◆ **Input data**
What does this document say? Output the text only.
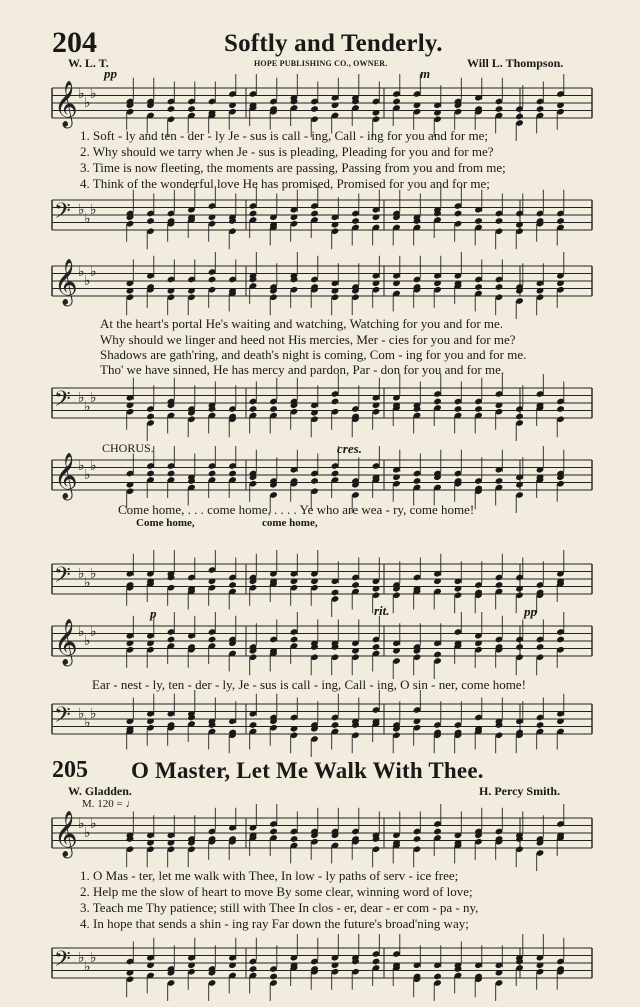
204	Softly and Tenderly.
W. L. T.	HOPE PUBLISHING CO., OWNER.	Will L. Thompson.
pp	m
𝄞 ♭
♭
♭
1. Soft - ly and ten - der - ly Je - sus is call - ing, Call - ing for you and for me;
2. Why should we tarry when Je - sus is pleading, Pleading for you and for me?
3. Time is now fleeting, the moments are passing, Passing from you and from me;
4. Think of the wonderful love He has promised, Promised for you and for me;
𝄢 ♭
♭
♭
𝄞 ♭
♭
♭
At the heart's portal He's waiting and watching, Watching for you and for me.
Why should we linger and heed not His mercies, Mer - cies for you and for me?
Shadows are gath'ring, and death's night is coming, Com - ing for you and for me.
Tho' we have sinned, He has mercy and pardon, Par - don for you and for me.
𝄢 ♭
♭
♭
CHORUS.	cres.
𝄞 ♭
♭
♭
Come home, . . . come home, . . . . Ye who are wea - ry, come home!
Come home,	come home,
𝄢 ♭
♭
♭
p	rit.	pp
𝄞 ♭
♭
♭
Ear - nest - ly, ten - der - ly, Je - sus is call - ing, Call - ing, O sin - ner, come home!
𝄢 ♭
♭
♭
205 O Master, Let Me Walk With Thee.
W. Gladden.	H. Percy Smith.
M. 120 = ♩
𝄞 ♭
♭
♭
1. O Mas - ter, let me walk with Thee, In low - ly paths of serv - ice free;
2. Help me the slow of heart to move By some clear, winning word of love;
3. Teach me Thy patience; still with Thee In clos - er, dear - er com - pa - ny,
4. In hope that sends a shin - ing ray Far down the future's broad'ning way;
𝄢 ♭
♭
♭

◆ **What the exercise asks**
Copy the material above exactly and drop the pictures.

◆ **Exercise answer**
What does this document say? Output the text only.
204	Softly and Tenderly.
W. L. T.	HOPE PUBLISHING CO., OWNER.	Will L. Thompson.
pp	m
𝄞 ♭
♭
♭
1. Soft - ly and ten - der - ly Je - sus is call - ing, Call - ing for you and for me;
2. Why should we tarry when Je - sus is pleading, Pleading for you and for me?
3. Time is now fleeting, the moments are passing, Passing from you and from me;
4. Think of the wonderful love He has promised, Promised for you and for me;
𝄢 ♭
♭
♭
𝄞 ♭
♭
♭
At the heart's portal He's waiting and watching, Watching for you and for me.
Why should we linger and heed not His mercies, Mer - cies for you and for me?
Shadows are gath'ring, and death's night is coming, Com - ing for you and for me.
Tho' we have sinned, He has mercy and pardon, Par - don for you and for me.
𝄢 ♭
♭
♭
CHORUS.	cres.
𝄞 ♭
♭
♭
Come home, . . . come home, . . . . Ye who are wea - ry, come home!
Come home,	come home,
𝄢 ♭
♭
♭
p	rit.	pp
𝄞 ♭
♭
♭
Ear - nest - ly, ten - der - ly, Je - sus is call - ing, Call - ing, O sin - ner, come home!
𝄢 ♭
♭
♭
205 O Master, Let Me Walk With Thee.
W. Gladden.	H. Percy Smith.
M. 120 = ♩
𝄞 ♭
♭
♭
1. O Mas - ter, let me walk with Thee, In low - ly paths of serv - ice free;
2. Help me the slow of heart to move By some clear, winning word of love;
3. Teach me Thy patience; still with Thee In clos - er, dear - er com - pa - ny,
4. In hope that sends a shin - ing ray Far down the future's broad'ning way;
𝄢 ♭
♭
♭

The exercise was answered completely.